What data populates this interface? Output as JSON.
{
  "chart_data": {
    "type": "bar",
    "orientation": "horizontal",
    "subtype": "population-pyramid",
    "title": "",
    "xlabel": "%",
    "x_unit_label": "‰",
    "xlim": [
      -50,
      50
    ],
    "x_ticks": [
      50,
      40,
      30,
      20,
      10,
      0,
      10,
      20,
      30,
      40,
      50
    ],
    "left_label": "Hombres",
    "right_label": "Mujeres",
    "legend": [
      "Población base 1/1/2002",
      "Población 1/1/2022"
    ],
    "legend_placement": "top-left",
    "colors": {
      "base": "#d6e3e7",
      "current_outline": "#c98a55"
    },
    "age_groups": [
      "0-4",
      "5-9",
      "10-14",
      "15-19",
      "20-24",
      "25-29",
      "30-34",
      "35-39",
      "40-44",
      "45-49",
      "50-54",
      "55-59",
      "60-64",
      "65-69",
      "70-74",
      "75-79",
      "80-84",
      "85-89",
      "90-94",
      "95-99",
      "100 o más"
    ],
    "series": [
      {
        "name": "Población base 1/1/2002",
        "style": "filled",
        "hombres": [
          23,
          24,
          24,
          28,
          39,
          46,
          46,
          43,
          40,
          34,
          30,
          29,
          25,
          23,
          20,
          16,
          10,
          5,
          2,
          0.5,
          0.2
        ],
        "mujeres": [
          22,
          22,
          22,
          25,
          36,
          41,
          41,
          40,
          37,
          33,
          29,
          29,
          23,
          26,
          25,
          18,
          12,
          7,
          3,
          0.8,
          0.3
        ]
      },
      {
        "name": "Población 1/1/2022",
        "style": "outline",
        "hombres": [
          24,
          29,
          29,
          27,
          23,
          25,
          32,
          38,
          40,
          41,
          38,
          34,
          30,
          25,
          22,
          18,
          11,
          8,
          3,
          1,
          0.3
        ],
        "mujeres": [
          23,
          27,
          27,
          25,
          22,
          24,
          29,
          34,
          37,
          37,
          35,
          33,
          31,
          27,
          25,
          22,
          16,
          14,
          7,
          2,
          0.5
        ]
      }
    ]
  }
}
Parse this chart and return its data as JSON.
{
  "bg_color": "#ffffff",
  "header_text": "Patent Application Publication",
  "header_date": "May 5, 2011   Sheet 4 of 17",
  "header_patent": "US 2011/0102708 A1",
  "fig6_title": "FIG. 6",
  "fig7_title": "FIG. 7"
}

___

Copy out each line exactly as written.

What data populates this interface? Output as JSON.
{
  "chart_data": {
    "type": "bar",
    "orientation": "horizontal",
    "subtype": "population-pyramid",
    "title": "",
    "xlabel": "%",
    "x_unit_label": "‰",
    "xlim": [
      -50,
      50
    ],
    "x_ticks": [
      50,
      40,
      30,
      20,
      10,
      0,
      10,
      20,
      30,
      40,
      50
    ],
    "left_label": "Hombres",
    "right_label": "Mujeres",
    "legend": [
      "Población base 1/1/2002",
      "Población 1/1/2022"
    ],
    "legend_placement": "top-left",
    "colors": {
      "base": "#d6e3e7",
      "current_outline": "#c98a55"
    },
    "age_groups": [
      "0-4",
      "5-9",
      "10-14",
      "15-19",
      "20-24",
      "25-29",
      "30-34",
      "35-39",
      "40-44",
      "45-49",
      "50-54",
      "55-59",
      "60-64",
      "65-69",
      "70-74",
      "75-79",
      "80-84",
      "85-89",
      "90-94",
      "95-99",
      "100 o más"
    ],
    "series": [
      {
        "name": "Población base 1/1/2002",
        "style": "filled",
        "hombres": [
          23,
          24,
          24,
          28,
          39,
          46,
          46,
          43,
          40,
          34,
          30,
          29,
          25,
          23,
          20,
          16,
          10,
          5,
          2,
          0.5,
          0.2
        ],
        "mujeres": [
          22,
          22,
          22,
          25,
          36,
          41,
          41,
          40,
          37,
          33,
          29,
          29,
          23,
          26,
          25,
          18,
          12,
          7,
          3,
          0.8,
          0.3
        ]
      },
      {
        "name": "Población 1/1/2022",
        "style": "outline",
        "hombres": [
          24,
          29,
          29,
          27,
          23,
          25,
          32,
          38,
          40,
          41,
          38,
          34,
          30,
          25,
          22,
          18,
          11,
          8,
          3,
          1,
          0.3
        ],
        "mujeres": [
          23,
          27,
          27,
          25,
          22,
          24,
          29,
          34,
          37,
          37,
          35,
          33,
          31,
          27,
          25,
          22,
          16,
          14,
          7,
          2,
          0.5
        ]
      }
    ]
  }
}
Parse this chart and return its data as JSON.
{
  "bg_color": "#ffffff",
  "header_text": "Patent Application Publication",
  "header_date": "May 5, 2011   Sheet 4 of 17",
  "header_patent": "US 2011/0102708 A1",
  "fig6_title": "FIG. 6",
  "fig7_title": "FIG. 7"
}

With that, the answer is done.